→ Record excerpts
::::::::

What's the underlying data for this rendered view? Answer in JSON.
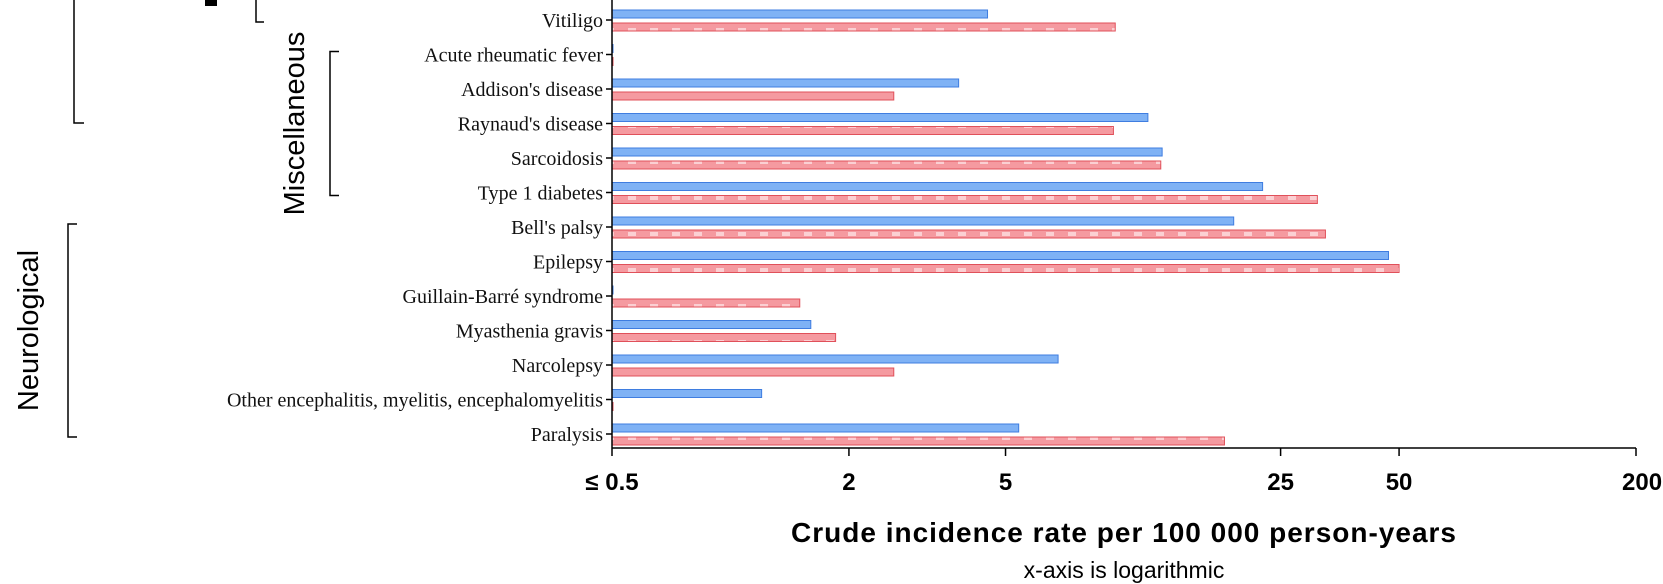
{
  "chart_data": {
    "type": "bar",
    "orientation": "horizontal",
    "x_scale": "log",
    "xlim": [
      0.5,
      200
    ],
    "x_ticks": [
      {
        "value": 0.5,
        "label": "≤ 0.5"
      },
      {
        "value": 2,
        "label": "2"
      },
      {
        "value": 5,
        "label": "5"
      },
      {
        "value": 25,
        "label": "25"
      },
      {
        "value": 50,
        "label": "50"
      },
      {
        "value": 200,
        "label": "200"
      }
    ],
    "xlabel": "Crude incidence rate per 100 000 person-years",
    "xlabel_note": "x-axis is logarithmic",
    "categories": [
      "Vitiligo",
      "Acute rheumatic fever",
      "Addison's disease",
      "Raynaud's disease",
      "Sarcoidosis",
      "Type 1 diabetes",
      "Bell's palsy",
      "Epilepsy",
      "Guillain-Barré syndrome",
      "Myasthenia gravis",
      "Narcolepsy",
      "Other encephalitis, myelitis, encephalomyelitis",
      "Paralysis"
    ],
    "groups": [
      {
        "label": "Miscellaneous",
        "from": "Acute rheumatic fever",
        "to": "Type 1 diabetes"
      },
      {
        "label": "Neurological",
        "from": "Bell's palsy",
        "to": "Paralysis"
      }
    ],
    "series": [
      {
        "color": "#7fb2f5",
        "stroke": "#3f7de0",
        "pattern": "solid",
        "values": [
          4.5,
          0.5,
          3.8,
          11.5,
          12.5,
          22.5,
          19,
          47,
          0.5,
          1.6,
          6.8,
          1.2,
          5.4
        ]
      },
      {
        "color": "#f59aa0",
        "stroke": "#e0505a",
        "pattern": "dashed",
        "values": [
          9.5,
          0.5,
          2.6,
          9.4,
          12.4,
          31,
          32.5,
          50,
          1.5,
          1.85,
          2.6,
          0.5,
          18
        ]
      }
    ],
    "grid": false,
    "colors": {
      "blue_fill": "#7fb2f5",
      "blue_stroke": "#3f7de0",
      "red_fill": "#f59aa0",
      "red_stroke": "#e0505a"
    }
  }
}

::::::::

→ Written request
Set the pictures aside and transcribe the data above exactly.

→ Full output
What's the underlying data for this rendered view? Answer in JSON.
{
  "chart_data": {
    "type": "bar",
    "orientation": "horizontal",
    "x_scale": "log",
    "xlim": [
      0.5,
      200
    ],
    "x_ticks": [
      {
        "value": 0.5,
        "label": "≤ 0.5"
      },
      {
        "value": 2,
        "label": "2"
      },
      {
        "value": 5,
        "label": "5"
      },
      {
        "value": 25,
        "label": "25"
      },
      {
        "value": 50,
        "label": "50"
      },
      {
        "value": 200,
        "label": "200"
      }
    ],
    "xlabel": "Crude incidence rate per 100 000 person-years",
    "xlabel_note": "x-axis is logarithmic",
    "categories": [
      "Vitiligo",
      "Acute rheumatic fever",
      "Addison's disease",
      "Raynaud's disease",
      "Sarcoidosis",
      "Type 1 diabetes",
      "Bell's palsy",
      "Epilepsy",
      "Guillain-Barré syndrome",
      "Myasthenia gravis",
      "Narcolepsy",
      "Other encephalitis, myelitis, encephalomyelitis",
      "Paralysis"
    ],
    "groups": [
      {
        "label": "Miscellaneous",
        "from": "Acute rheumatic fever",
        "to": "Type 1 diabetes"
      },
      {
        "label": "Neurological",
        "from": "Bell's palsy",
        "to": "Paralysis"
      }
    ],
    "series": [
      {
        "color": "#7fb2f5",
        "stroke": "#3f7de0",
        "pattern": "solid",
        "values": [
          4.5,
          0.5,
          3.8,
          11.5,
          12.5,
          22.5,
          19,
          47,
          0.5,
          1.6,
          6.8,
          1.2,
          5.4
        ]
      },
      {
        "color": "#f59aa0",
        "stroke": "#e0505a",
        "pattern": "dashed",
        "values": [
          9.5,
          0.5,
          2.6,
          9.4,
          12.4,
          31,
          32.5,
          50,
          1.5,
          1.85,
          2.6,
          0.5,
          18
        ]
      }
    ],
    "grid": false,
    "colors": {
      "blue_fill": "#7fb2f5",
      "blue_stroke": "#3f7de0",
      "red_fill": "#f59aa0",
      "red_stroke": "#e0505a"
    }
  }
}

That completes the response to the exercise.